• Written request:
Every line with the word "fennevezett" in it should be extracted from the data that follows.

(Data excerpts)
===
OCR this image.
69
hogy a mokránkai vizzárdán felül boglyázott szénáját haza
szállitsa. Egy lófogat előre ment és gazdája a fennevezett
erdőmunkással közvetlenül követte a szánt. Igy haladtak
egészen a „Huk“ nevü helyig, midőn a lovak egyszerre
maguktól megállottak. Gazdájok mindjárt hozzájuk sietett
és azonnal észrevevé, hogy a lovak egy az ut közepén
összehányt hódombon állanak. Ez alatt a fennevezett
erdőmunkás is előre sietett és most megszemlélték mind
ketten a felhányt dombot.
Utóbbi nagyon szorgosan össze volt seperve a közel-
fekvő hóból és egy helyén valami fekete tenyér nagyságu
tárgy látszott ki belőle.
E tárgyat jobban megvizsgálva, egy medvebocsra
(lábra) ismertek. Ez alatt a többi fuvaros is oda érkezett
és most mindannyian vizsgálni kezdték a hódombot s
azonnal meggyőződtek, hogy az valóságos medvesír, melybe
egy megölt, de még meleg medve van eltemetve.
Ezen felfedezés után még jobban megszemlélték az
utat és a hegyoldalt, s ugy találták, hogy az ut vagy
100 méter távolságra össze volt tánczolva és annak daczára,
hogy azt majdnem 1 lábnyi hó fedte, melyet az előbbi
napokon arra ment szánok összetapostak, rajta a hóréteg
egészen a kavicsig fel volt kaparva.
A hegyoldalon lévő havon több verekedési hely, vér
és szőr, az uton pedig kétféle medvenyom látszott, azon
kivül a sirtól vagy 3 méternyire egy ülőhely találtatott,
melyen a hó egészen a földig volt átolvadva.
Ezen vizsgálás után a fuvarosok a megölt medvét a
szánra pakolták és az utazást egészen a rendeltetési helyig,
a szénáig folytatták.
===
• Exercise response:
szállitsa. Egy lófogat előre ment és gazdája a fennevezett
összehányt hódombon állanak. Ez alatt a fennevezett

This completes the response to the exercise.